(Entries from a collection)
#####

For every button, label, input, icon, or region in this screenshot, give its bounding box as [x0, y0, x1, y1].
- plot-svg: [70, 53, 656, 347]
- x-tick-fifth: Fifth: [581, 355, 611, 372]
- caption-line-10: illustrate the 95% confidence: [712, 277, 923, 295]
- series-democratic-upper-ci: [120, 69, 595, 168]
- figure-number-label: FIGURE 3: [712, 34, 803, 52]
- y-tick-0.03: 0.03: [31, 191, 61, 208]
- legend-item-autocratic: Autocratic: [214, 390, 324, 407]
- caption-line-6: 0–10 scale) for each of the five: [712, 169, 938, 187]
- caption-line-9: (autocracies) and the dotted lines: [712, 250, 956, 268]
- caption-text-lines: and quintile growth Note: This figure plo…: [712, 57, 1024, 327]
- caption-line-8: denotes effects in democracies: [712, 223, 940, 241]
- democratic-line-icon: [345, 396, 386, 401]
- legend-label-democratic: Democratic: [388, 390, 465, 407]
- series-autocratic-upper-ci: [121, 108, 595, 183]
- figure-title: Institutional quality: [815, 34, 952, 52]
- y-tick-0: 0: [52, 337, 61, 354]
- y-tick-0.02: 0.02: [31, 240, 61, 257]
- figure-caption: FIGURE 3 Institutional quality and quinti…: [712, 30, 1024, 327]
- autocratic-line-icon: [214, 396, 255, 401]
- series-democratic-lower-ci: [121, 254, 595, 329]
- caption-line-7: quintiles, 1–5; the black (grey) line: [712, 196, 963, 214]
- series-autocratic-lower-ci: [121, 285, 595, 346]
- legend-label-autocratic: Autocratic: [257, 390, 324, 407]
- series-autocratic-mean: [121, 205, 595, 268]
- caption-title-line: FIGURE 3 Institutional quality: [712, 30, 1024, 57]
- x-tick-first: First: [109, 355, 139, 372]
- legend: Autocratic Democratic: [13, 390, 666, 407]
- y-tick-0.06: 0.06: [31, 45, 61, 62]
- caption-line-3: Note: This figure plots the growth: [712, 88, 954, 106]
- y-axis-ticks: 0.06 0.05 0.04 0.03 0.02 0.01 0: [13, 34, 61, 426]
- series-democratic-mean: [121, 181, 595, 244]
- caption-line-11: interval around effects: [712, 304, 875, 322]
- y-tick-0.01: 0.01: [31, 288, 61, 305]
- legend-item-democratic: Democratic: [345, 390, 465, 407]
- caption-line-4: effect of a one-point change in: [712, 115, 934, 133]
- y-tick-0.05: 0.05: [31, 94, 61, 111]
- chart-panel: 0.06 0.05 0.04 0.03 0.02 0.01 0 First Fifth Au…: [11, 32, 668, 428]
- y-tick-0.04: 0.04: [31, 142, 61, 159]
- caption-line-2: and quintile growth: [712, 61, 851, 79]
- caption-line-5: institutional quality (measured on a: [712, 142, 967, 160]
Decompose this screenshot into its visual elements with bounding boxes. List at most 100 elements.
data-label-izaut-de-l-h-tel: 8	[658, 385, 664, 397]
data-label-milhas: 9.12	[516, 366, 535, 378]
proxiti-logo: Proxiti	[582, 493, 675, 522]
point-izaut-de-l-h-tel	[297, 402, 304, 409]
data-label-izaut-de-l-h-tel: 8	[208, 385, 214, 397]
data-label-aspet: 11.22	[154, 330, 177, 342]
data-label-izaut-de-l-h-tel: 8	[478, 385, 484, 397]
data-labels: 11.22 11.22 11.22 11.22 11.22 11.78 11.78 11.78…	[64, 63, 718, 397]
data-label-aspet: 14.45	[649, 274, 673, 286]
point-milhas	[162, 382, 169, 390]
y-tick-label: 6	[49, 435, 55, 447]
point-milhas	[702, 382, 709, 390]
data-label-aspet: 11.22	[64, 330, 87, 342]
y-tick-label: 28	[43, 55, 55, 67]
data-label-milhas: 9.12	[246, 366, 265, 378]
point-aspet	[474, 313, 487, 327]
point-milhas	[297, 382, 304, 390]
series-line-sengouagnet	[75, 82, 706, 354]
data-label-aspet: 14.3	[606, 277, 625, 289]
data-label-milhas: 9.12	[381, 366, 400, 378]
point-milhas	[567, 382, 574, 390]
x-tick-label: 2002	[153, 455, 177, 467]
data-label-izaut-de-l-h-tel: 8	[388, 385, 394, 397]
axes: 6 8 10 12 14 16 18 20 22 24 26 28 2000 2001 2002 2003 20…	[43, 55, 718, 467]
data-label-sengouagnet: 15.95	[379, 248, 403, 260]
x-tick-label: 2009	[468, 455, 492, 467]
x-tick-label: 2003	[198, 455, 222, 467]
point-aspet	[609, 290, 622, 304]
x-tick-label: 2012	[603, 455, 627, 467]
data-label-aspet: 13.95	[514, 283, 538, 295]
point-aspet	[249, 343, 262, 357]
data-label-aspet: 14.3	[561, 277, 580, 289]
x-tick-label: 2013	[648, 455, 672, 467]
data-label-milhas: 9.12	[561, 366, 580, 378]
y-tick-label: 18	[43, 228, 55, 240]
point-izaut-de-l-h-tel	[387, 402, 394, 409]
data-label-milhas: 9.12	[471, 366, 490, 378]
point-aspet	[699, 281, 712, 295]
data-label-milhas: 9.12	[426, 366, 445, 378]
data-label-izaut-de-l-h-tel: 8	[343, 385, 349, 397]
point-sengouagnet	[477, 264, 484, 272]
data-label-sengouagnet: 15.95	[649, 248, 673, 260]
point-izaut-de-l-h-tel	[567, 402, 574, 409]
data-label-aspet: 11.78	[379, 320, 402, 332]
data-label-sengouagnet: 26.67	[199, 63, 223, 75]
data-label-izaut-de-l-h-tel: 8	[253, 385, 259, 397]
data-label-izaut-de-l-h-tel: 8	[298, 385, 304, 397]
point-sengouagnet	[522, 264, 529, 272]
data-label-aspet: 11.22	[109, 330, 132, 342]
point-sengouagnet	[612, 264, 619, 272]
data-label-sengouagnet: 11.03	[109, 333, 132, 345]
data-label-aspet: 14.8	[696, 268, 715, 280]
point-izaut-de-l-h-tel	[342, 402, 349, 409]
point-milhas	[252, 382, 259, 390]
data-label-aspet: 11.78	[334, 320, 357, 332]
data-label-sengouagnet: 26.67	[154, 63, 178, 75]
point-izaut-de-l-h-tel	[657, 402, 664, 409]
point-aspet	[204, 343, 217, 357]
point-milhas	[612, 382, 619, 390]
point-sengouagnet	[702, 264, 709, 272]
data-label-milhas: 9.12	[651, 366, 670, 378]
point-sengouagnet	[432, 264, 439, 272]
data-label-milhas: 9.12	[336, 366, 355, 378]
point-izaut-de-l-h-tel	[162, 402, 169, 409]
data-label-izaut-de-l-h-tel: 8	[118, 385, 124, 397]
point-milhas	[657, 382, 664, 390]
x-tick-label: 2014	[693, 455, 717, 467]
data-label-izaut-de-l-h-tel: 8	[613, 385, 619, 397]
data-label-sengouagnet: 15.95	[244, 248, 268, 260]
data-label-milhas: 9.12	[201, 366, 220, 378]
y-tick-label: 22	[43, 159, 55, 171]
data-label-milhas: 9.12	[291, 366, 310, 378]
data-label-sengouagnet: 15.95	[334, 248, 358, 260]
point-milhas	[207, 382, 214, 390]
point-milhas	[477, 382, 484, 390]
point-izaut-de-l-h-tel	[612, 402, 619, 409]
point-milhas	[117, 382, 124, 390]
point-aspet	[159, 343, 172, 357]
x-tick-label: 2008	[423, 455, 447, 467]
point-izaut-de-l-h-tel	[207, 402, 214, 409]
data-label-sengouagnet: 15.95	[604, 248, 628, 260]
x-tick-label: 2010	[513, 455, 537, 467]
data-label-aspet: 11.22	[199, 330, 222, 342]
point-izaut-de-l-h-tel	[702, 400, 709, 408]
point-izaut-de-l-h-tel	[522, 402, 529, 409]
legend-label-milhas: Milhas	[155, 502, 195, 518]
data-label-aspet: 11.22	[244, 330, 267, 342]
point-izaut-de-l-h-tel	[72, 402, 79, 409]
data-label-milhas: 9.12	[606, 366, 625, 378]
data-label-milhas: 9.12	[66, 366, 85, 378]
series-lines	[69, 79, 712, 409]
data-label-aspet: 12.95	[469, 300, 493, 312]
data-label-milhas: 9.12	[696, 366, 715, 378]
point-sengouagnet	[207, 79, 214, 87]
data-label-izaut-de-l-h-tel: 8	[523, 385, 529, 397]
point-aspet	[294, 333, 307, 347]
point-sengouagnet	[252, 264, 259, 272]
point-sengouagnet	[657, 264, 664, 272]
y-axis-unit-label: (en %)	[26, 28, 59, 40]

#####

Extract, without any change, every line from the beginning of the entries through the line containing "- y-tick-0.03: 0.03: [31, 191, 61, 208]", including that line.

FINAL RESULT:
For every button, label, input, icon, or region in this screenshot, give its bounding box as [x0, y0, x1, y1].
- plot-svg: [70, 53, 656, 347]
- x-tick-fifth: Fifth: [581, 355, 611, 372]
- caption-line-10: illustrate the 95% confidence: [712, 277, 923, 295]
- series-democratic-upper-ci: [120, 69, 595, 168]
- figure-number-label: FIGURE 3: [712, 34, 803, 52]
- y-tick-0.03: 0.03: [31, 191, 61, 208]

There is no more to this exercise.